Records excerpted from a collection
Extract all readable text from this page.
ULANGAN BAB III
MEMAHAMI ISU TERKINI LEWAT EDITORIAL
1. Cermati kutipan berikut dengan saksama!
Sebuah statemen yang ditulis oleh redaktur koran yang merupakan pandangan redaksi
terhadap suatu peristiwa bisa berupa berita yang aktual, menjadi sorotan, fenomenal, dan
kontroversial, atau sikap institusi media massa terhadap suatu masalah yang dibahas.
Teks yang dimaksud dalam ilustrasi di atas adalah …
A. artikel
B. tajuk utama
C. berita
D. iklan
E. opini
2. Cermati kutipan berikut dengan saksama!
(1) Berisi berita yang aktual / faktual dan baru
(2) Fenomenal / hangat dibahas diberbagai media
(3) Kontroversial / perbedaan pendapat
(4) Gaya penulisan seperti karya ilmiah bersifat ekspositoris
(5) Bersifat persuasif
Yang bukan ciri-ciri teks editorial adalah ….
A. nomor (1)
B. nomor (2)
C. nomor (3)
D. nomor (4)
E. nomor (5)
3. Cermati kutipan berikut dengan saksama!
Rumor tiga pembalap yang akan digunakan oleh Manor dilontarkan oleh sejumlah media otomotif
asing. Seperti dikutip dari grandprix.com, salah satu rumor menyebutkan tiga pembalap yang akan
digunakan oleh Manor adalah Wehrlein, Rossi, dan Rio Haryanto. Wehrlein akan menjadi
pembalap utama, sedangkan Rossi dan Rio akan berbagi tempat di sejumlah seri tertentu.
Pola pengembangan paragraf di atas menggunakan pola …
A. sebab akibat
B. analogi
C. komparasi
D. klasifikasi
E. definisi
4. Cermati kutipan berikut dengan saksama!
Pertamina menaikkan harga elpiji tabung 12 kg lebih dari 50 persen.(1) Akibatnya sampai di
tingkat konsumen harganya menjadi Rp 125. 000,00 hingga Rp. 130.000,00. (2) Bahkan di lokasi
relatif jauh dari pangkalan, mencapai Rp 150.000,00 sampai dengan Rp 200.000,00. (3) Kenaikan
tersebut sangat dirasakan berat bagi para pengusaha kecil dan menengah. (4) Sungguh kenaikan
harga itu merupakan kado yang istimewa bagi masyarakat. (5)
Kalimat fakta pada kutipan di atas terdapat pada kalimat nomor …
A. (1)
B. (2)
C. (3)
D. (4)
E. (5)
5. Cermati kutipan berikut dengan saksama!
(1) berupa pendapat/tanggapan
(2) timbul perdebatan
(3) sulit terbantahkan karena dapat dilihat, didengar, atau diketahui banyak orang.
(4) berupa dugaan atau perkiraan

_Directions for this task_
From the records given above, copy all lines containing "terhadap".

_Task answer_
terhadap suatu peristiwa bisa berupa berita yang aktual, menjadi sorotan, fenomenal, dan
kontroversial, atau sikap institusi media massa terhadap suatu masalah yang dibahas.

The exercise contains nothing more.